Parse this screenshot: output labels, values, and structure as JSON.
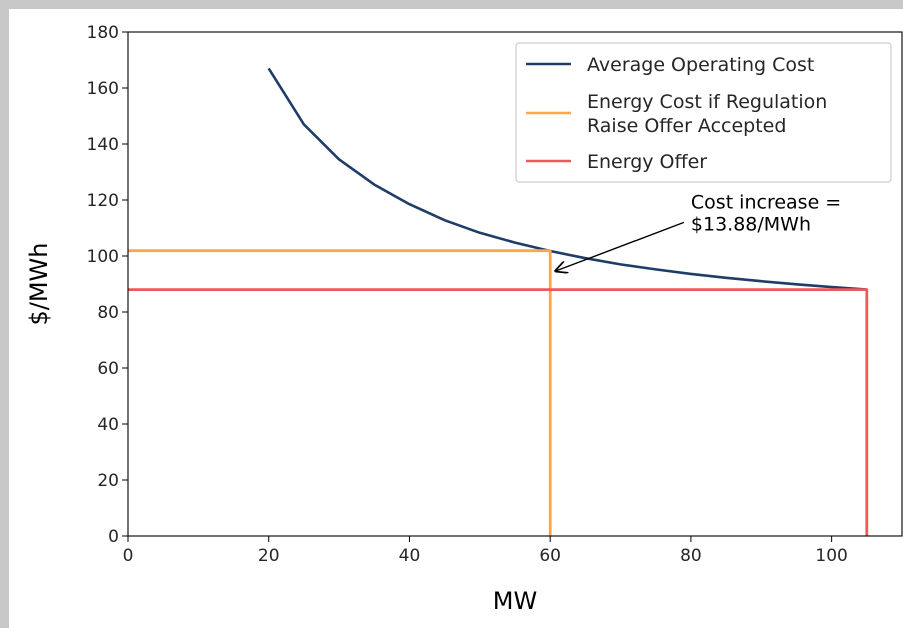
{
  "chart_data": {
    "type": "line",
    "xlabel": "MW",
    "ylabel": "$/MWh",
    "xlim": [
      0,
      110
    ],
    "ylim": [
      0,
      180
    ],
    "xticks": [
      0,
      20,
      40,
      60,
      80,
      100
    ],
    "yticks": [
      0,
      20,
      40,
      60,
      80,
      100,
      120,
      140,
      160,
      180
    ],
    "grid": false,
    "legend_position": "top-right",
    "colors": {
      "avg_cost": "#1f3d66",
      "regulation": "#ffa64d",
      "energy_offer": "#ee5a5a"
    },
    "series": [
      {
        "name": "Average Operating Cost",
        "kind": "curve",
        "color_key": "avg_cost",
        "x": [
          20,
          25,
          30,
          35,
          40,
          45,
          50,
          55,
          60,
          65,
          70,
          75,
          80,
          85,
          90,
          95,
          100,
          105
        ],
        "y": [
          167,
          147,
          134.5,
          125.5,
          118.5,
          112.8,
          108.3,
          104.8,
          101.8,
          99.2,
          97,
          95.2,
          93.6,
          92.2,
          91,
          89.9,
          88.9,
          88
        ]
      },
      {
        "name": "Energy Cost if Regulation Raise Offer Accepted",
        "kind": "elbow",
        "color_key": "regulation",
        "x": [
          0,
          60,
          60
        ],
        "y": [
          101.9,
          101.9,
          0
        ]
      },
      {
        "name": "Energy Offer",
        "kind": "elbow",
        "color_key": "energy_offer",
        "x": [
          0,
          105,
          105
        ],
        "y": [
          88,
          88,
          0
        ]
      }
    ],
    "annotation": {
      "lines": [
        "Cost increase =",
        "$13.88/MWh"
      ],
      "text_x": 80,
      "text_y": 117,
      "arrow_to": [
        60.5,
        95
      ]
    }
  }
}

** Exercise **
All of the records above must be copied exactly, except for the pictures.

** Right answer **
Parse this screenshot: output labels, values, and structure as JSON.
{
  "chart_data": {
    "type": "line",
    "xlabel": "MW",
    "ylabel": "$/MWh",
    "xlim": [
      0,
      110
    ],
    "ylim": [
      0,
      180
    ],
    "xticks": [
      0,
      20,
      40,
      60,
      80,
      100
    ],
    "yticks": [
      0,
      20,
      40,
      60,
      80,
      100,
      120,
      140,
      160,
      180
    ],
    "grid": false,
    "legend_position": "top-right",
    "colors": {
      "avg_cost": "#1f3d66",
      "regulation": "#ffa64d",
      "energy_offer": "#ee5a5a"
    },
    "series": [
      {
        "name": "Average Operating Cost",
        "kind": "curve",
        "color_key": "avg_cost",
        "x": [
          20,
          25,
          30,
          35,
          40,
          45,
          50,
          55,
          60,
          65,
          70,
          75,
          80,
          85,
          90,
          95,
          100,
          105
        ],
        "y": [
          167,
          147,
          134.5,
          125.5,
          118.5,
          112.8,
          108.3,
          104.8,
          101.8,
          99.2,
          97,
          95.2,
          93.6,
          92.2,
          91,
          89.9,
          88.9,
          88
        ]
      },
      {
        "name": "Energy Cost if Regulation Raise Offer Accepted",
        "kind": "elbow",
        "color_key": "regulation",
        "x": [
          0,
          60,
          60
        ],
        "y": [
          101.9,
          101.9,
          0
        ]
      },
      {
        "name": "Energy Offer",
        "kind": "elbow",
        "color_key": "energy_offer",
        "x": [
          0,
          105,
          105
        ],
        "y": [
          88,
          88,
          0
        ]
      }
    ],
    "annotation": {
      "lines": [
        "Cost increase =",
        "$13.88/MWh"
      ],
      "text_x": 80,
      "text_y": 117,
      "arrow_to": [
        60.5,
        95
      ]
    }
  }
}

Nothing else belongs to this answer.